* _GIVEN INFORMATION_:
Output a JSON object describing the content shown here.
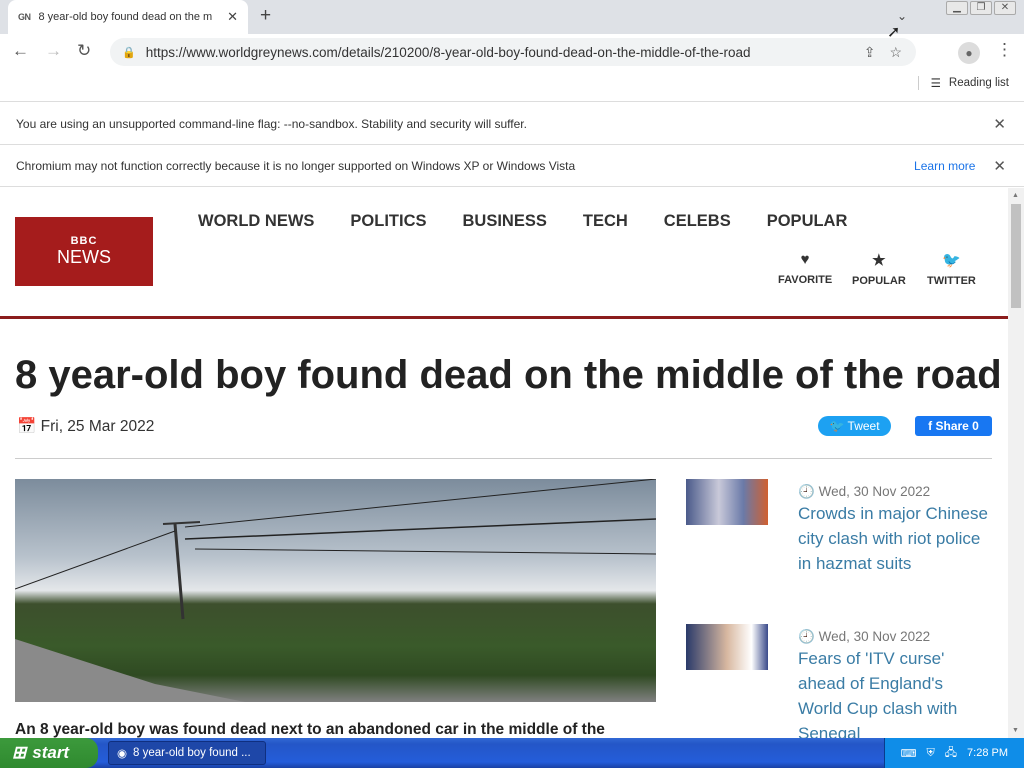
{
  "browser": {
    "tab_favicon": "GN",
    "tab_title": "8 year-old boy found dead on the m",
    "tab_close": "✕",
    "new_tab": "+",
    "tab_dropdown": "⌄",
    "url": "https://www.worldgreynews.com/details/210200/8-year-old-boy-found-dead-on-the-middle-of-the-road",
    "reading_list": "Reading list",
    "window_buttons": [
      "▁",
      "❐",
      "✕"
    ]
  },
  "infobars": [
    {
      "message": "You are using an unsupported command-line flag: --no-sandbox. Stability and security will suffer.",
      "link": ""
    },
    {
      "message": "Chromium may not function correctly because it is no longer supported on Windows XP or Windows Vista",
      "link": "Learn more"
    }
  ],
  "site": {
    "logo_top": "BBC",
    "logo_bottom": "NEWS",
    "nav": [
      "WORLD NEWS",
      "POLITICS",
      "BUSINESS",
      "TECH",
      "CELEBS",
      "POPULAR"
    ],
    "social": [
      {
        "label": "FAVORITE",
        "icon": "heart-icon",
        "glyph": "♥"
      },
      {
        "label": "POPULAR",
        "icon": "star-icon",
        "glyph": "★"
      },
      {
        "label": "TWITTER",
        "icon": "twitter-icon",
        "glyph": "🐦"
      }
    ]
  },
  "article": {
    "headline": "8 year-old boy found dead on the middle of the road",
    "date": "Fri, 25 Mar 2022",
    "tweet_label": "Tweet",
    "share_label": "Share 0",
    "lead": "An 8 year-old boy was found dead next to an abandoned car in the middle of the"
  },
  "sidebar": [
    {
      "date": "Wed, 30 Nov 2022",
      "title": "Crowds in major Chinese city clash with riot police in hazmat suits"
    },
    {
      "date": "Wed, 30 Nov 2022",
      "title": "Fears of 'ITV curse' ahead of England's World Cup clash with Senegal"
    }
  ],
  "taskbar": {
    "start_label": "start",
    "task_label": "8 year-old boy found ...",
    "clock": "7:28 PM"
  },
  "colors": {
    "brand_red": "#a51c1c",
    "link_blue": "#3a7ca5",
    "twitter_blue": "#1da1f2",
    "facebook_blue": "#1877f2"
  }
}
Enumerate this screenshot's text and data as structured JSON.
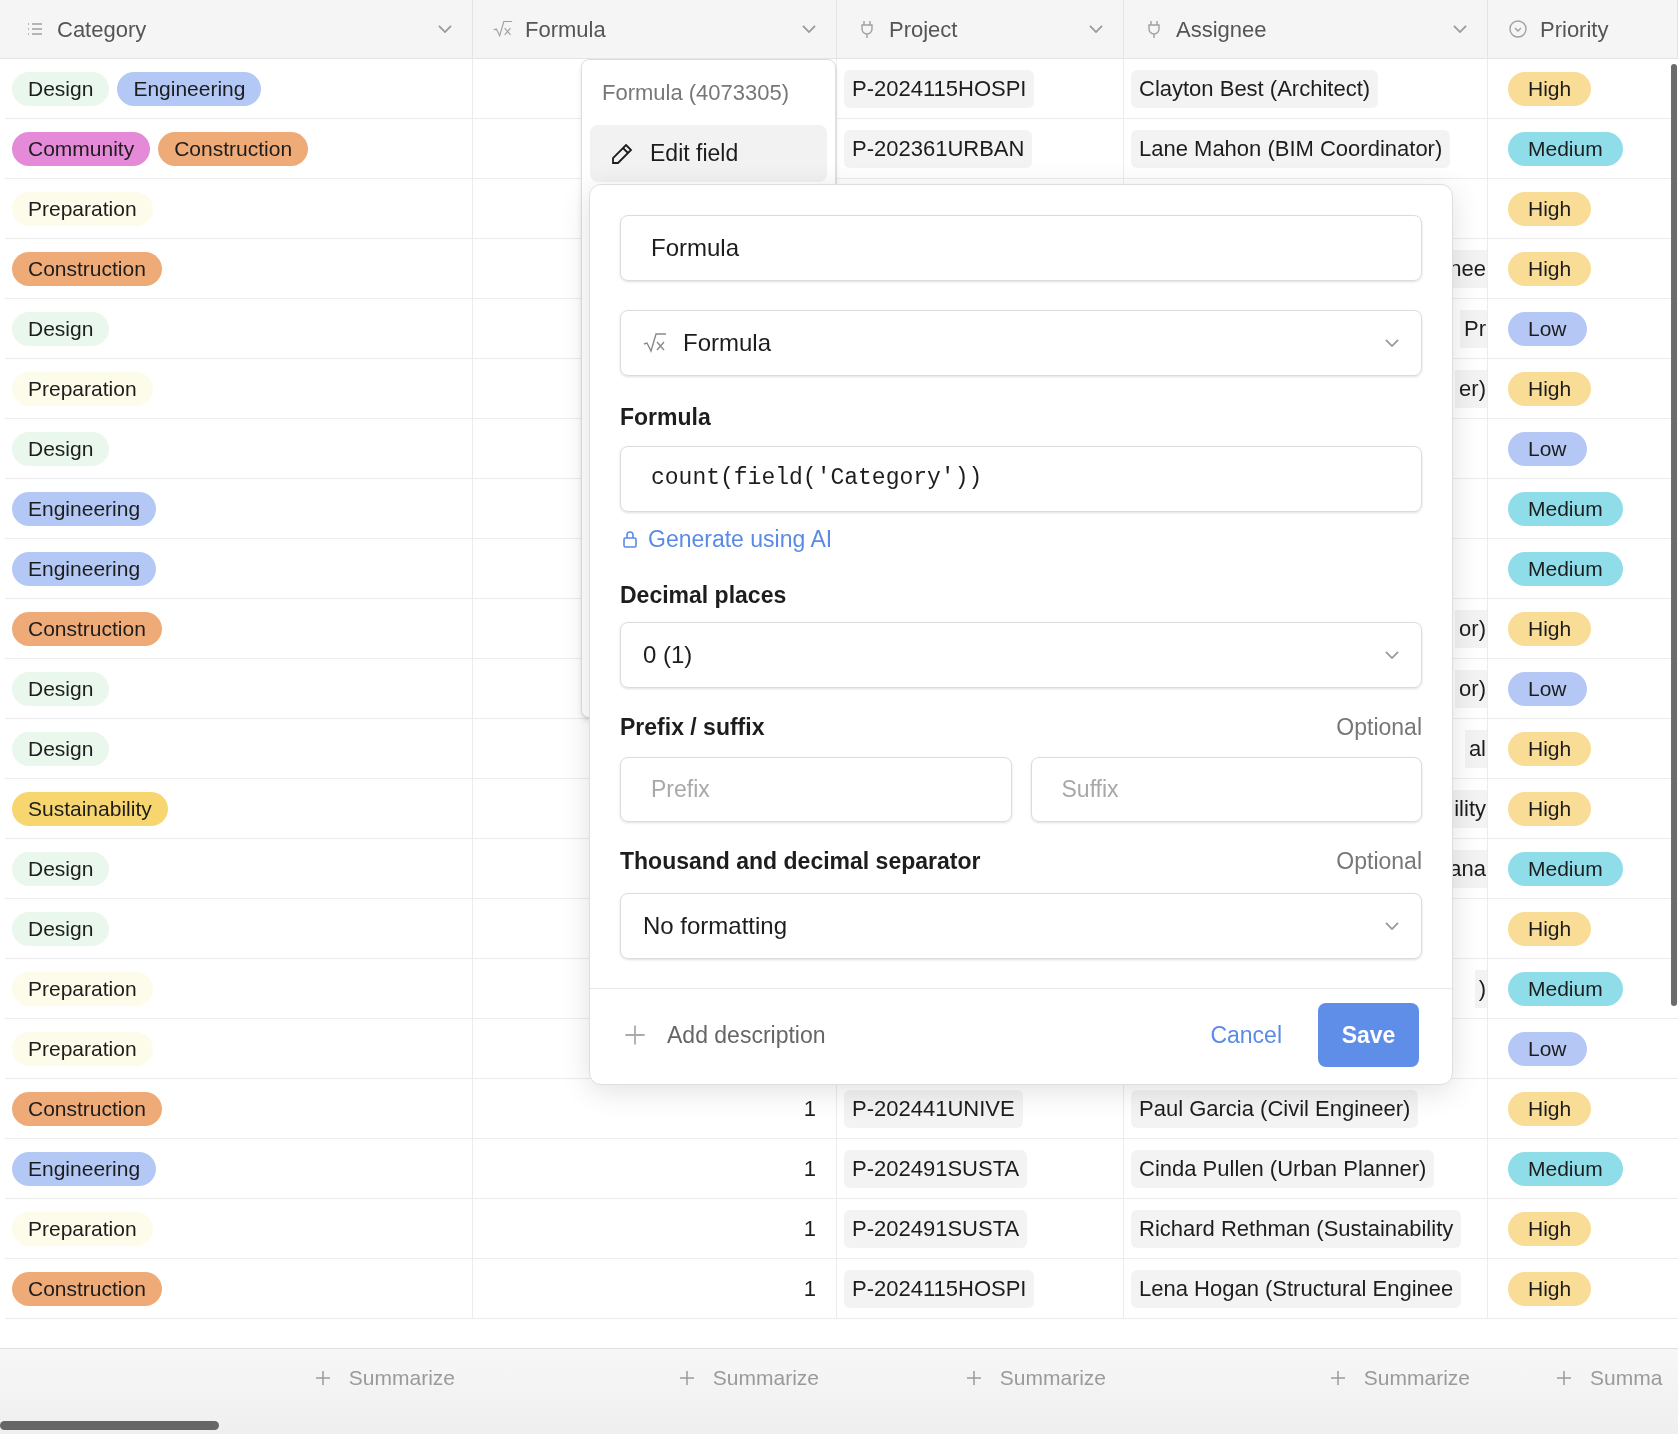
{
  "table": {
    "columns": [
      {
        "label": "Category",
        "kind": "multi_select"
      },
      {
        "label": "Formula",
        "kind": "formula"
      },
      {
        "label": "Project",
        "kind": "link"
      },
      {
        "label": "Assignee",
        "kind": "link"
      },
      {
        "label": "Priority",
        "kind": "single_select"
      }
    ],
    "rows": [
      {
        "category": [
          {
            "label": "Design",
            "color": "#e9f7ec"
          },
          {
            "label": "Engineering",
            "color": "#b3c8f5"
          }
        ],
        "project": "P-2024115HOSPI",
        "assignee": {
          "text": "Clayton Best (Architect)",
          "partial": false
        },
        "priority": {
          "label": "High",
          "color": "#f9dd96"
        }
      },
      {
        "category": [
          {
            "label": "Community",
            "color": "#e48ad8"
          },
          {
            "label": "Construction",
            "color": "#eeaa77"
          }
        ],
        "project": "P-202361URBAN",
        "assignee": {
          "text": "Lane Mahon (BIM Coordinator)",
          "partial": false
        },
        "priority": {
          "label": "Medium",
          "color": "#8fdde9"
        }
      },
      {
        "category": [
          {
            "label": "Preparation",
            "color": "#fdfbe9"
          }
        ],
        "priority": {
          "label": "High",
          "color": "#f9dd96"
        }
      },
      {
        "category": [
          {
            "label": "Construction",
            "color": "#eeaa77"
          }
        ],
        "assignee": {
          "text": "nee",
          "partial": true
        },
        "priority": {
          "label": "High",
          "color": "#f9dd96"
        }
      },
      {
        "category": [
          {
            "label": "Design",
            "color": "#e9f7ec"
          }
        ],
        "assignee": {
          "text": "Pr",
          "partial": true
        },
        "priority": {
          "label": "Low",
          "color": "#b5c8f5"
        }
      },
      {
        "category": [
          {
            "label": "Preparation",
            "color": "#fdfbe9"
          }
        ],
        "assignee": {
          "text": "er)",
          "partial": true
        },
        "priority": {
          "label": "High",
          "color": "#f9dd96"
        }
      },
      {
        "category": [
          {
            "label": "Design",
            "color": "#e9f7ec"
          }
        ],
        "priority": {
          "label": "Low",
          "color": "#b5c8f5"
        }
      },
      {
        "category": [
          {
            "label": "Engineering",
            "color": "#b3c8f5"
          }
        ],
        "priority": {
          "label": "Medium",
          "color": "#8fdde9"
        }
      },
      {
        "category": [
          {
            "label": "Engineering",
            "color": "#b3c8f5"
          }
        ],
        "priority": {
          "label": "Medium",
          "color": "#8fdde9"
        }
      },
      {
        "category": [
          {
            "label": "Construction",
            "color": "#eeaa77"
          }
        ],
        "assignee": {
          "text": "or)",
          "partial": true
        },
        "priority": {
          "label": "High",
          "color": "#f9dd96"
        }
      },
      {
        "category": [
          {
            "label": "Design",
            "color": "#e9f7ec"
          }
        ],
        "assignee": {
          "text": "or)",
          "partial": true
        },
        "priority": {
          "label": "Low",
          "color": "#b5c8f5"
        }
      },
      {
        "category": [
          {
            "label": "Design",
            "color": "#e9f7ec"
          }
        ],
        "assignee": {
          "text": "al",
          "partial": true
        },
        "priority": {
          "label": "High",
          "color": "#f9dd96"
        }
      },
      {
        "category": [
          {
            "label": "Sustainability",
            "color": "#f7d670"
          }
        ],
        "assignee": {
          "text": "ility",
          "partial": true
        },
        "priority": {
          "label": "High",
          "color": "#f9dd96"
        }
      },
      {
        "category": [
          {
            "label": "Design",
            "color": "#e9f7ec"
          }
        ],
        "assignee": {
          "text": "ana",
          "partial": true
        },
        "priority": {
          "label": "Medium",
          "color": "#8fdde9"
        }
      },
      {
        "category": [
          {
            "label": "Design",
            "color": "#e9f7ec"
          }
        ],
        "priority": {
          "label": "High",
          "color": "#f9dd96"
        }
      },
      {
        "category": [
          {
            "label": "Preparation",
            "color": "#fdfbe9"
          }
        ],
        "assignee": {
          "text": ")",
          "partial": true
        },
        "priority": {
          "label": "Medium",
          "color": "#8fdde9"
        }
      },
      {
        "category": [
          {
            "label": "Preparation",
            "color": "#fdfbe9"
          }
        ],
        "priority": {
          "label": "Low",
          "color": "#b5c8f5"
        }
      },
      {
        "category": [
          {
            "label": "Construction",
            "color": "#eeaa77"
          }
        ],
        "formula": "1",
        "project": "P-202441UNIVE",
        "assignee": {
          "text": "Paul Garcia (Civil Engineer)",
          "partial": false
        },
        "priority": {
          "label": "High",
          "color": "#f9dd96"
        }
      },
      {
        "category": [
          {
            "label": "Engineering",
            "color": "#b3c8f5"
          }
        ],
        "formula": "1",
        "project": "P-202491SUSTA",
        "assignee": {
          "text": "Cinda Pullen (Urban Planner)",
          "partial": false
        },
        "priority": {
          "label": "Medium",
          "color": "#8fdde9"
        }
      },
      {
        "category": [
          {
            "label": "Preparation",
            "color": "#fdfbe9"
          }
        ],
        "formula": "1",
        "project": "P-202491SUSTA",
        "assignee": {
          "text": "Richard Rethman (Sustainability",
          "partial": false
        },
        "priority": {
          "label": "High",
          "color": "#f9dd96"
        }
      },
      {
        "category": [
          {
            "label": "Construction",
            "color": "#eeaa77"
          }
        ],
        "formula": "1",
        "project": "P-2024115HOSPI",
        "assignee": {
          "text": "Lena Hogan (Structural Enginee",
          "partial": false
        },
        "priority": {
          "label": "High",
          "color": "#f9dd96"
        }
      }
    ],
    "footer": [
      "Summarize",
      "Summarize",
      "Summarize",
      "Summarize",
      "Summa"
    ]
  },
  "field_menu": {
    "title": "Formula (4073305)",
    "items": [
      {
        "label": "Edit field",
        "selected": true
      }
    ]
  },
  "edit_dialog": {
    "name": "Formula",
    "type": "Formula",
    "formula_label": "Formula",
    "formula": "count(field('Category'))",
    "ai_link": "Generate using AI",
    "decimal_label": "Decimal places",
    "decimal": "0 (1)",
    "affix_label": "Prefix / suffix",
    "affix_optional": "Optional",
    "prefix_placeholder": "Prefix",
    "suffix_placeholder": "Suffix",
    "separator_label": "Thousand and decimal separator",
    "separator_optional": "Optional",
    "separator": "No formatting",
    "add_description": "Add description",
    "cancel": "Cancel",
    "save": "Save"
  }
}
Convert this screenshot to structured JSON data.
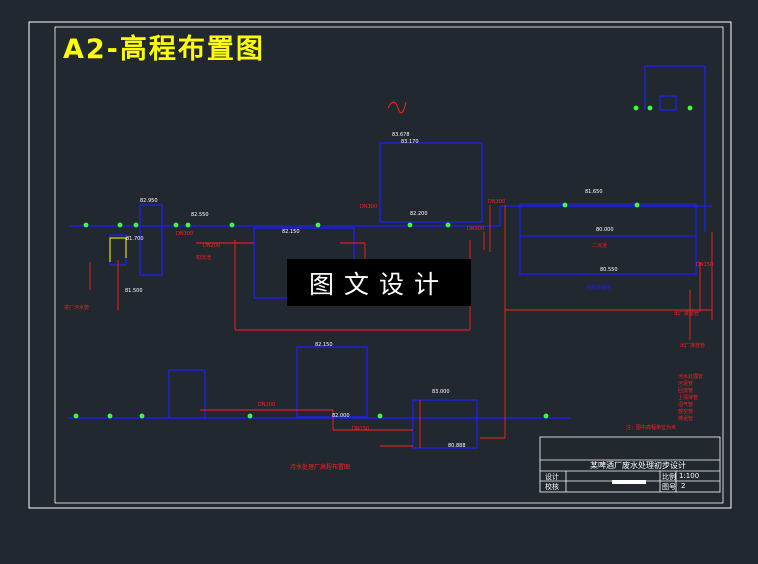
{
  "drawing_title": "A2-高程布置图",
  "watermark": "图文设计",
  "caption": "污水处理厂高程布置图",
  "title_block": {
    "project": "某啤酒厂废水处理初步设计",
    "row_labels": [
      "设计",
      "校核"
    ],
    "scale_label": "比例",
    "scale_value": "1:100",
    "sheet_label": "图号",
    "sheet_value": "2"
  },
  "units": {
    "primary_clarifier": "初沉池",
    "secondary_clarifier": "二沉池",
    "sludge_tank": "污泥浓缩池",
    "inlet_note": "进厂污水管",
    "outlet_note": "出厂排放管",
    "outfall_note": "出厂排放管"
  },
  "legend": {
    "items": [
      "污水处理管",
      "污泥管",
      "回流管",
      "上清液管",
      "沼气管",
      "放空管",
      "排泥管"
    ],
    "note": "注：图中高程单位为米"
  },
  "pipe_labels": [
    "DN300",
    "DN300",
    "DN300",
    "DN300",
    "DN200",
    "DN150",
    "DN150",
    "DN200"
  ],
  "elevations": [
    "82.950",
    "82.550",
    "82.150",
    "81.700",
    "81.500",
    "83.678",
    "83.170",
    "82.200",
    "81.650",
    "80.550",
    "80.000",
    "82.150",
    "82.000",
    "83.000",
    "80.888"
  ],
  "colors": {
    "background": "#212830",
    "frame": "#ffffff",
    "water_pipe": "#1e1eff",
    "sludge_pipe": "#ff2020",
    "title": "#ffff00",
    "level_marker": "#40ff40"
  }
}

* _INSTRUCTIONS TO FOLLOW_: Copy the lines from the entries above in which the word "middle" appears.

* _CORRECT RESULT_:
    "url": "https://www.worldgreynews.com/details/210200/8-year-old-boy-found-dead-on-the-middle-of-the-road",
    "headline": "8 year-old boy found dead on the middle of the road",
    "lead": "An 8 year-old boy was found dead next to an abandoned car in the middle of the"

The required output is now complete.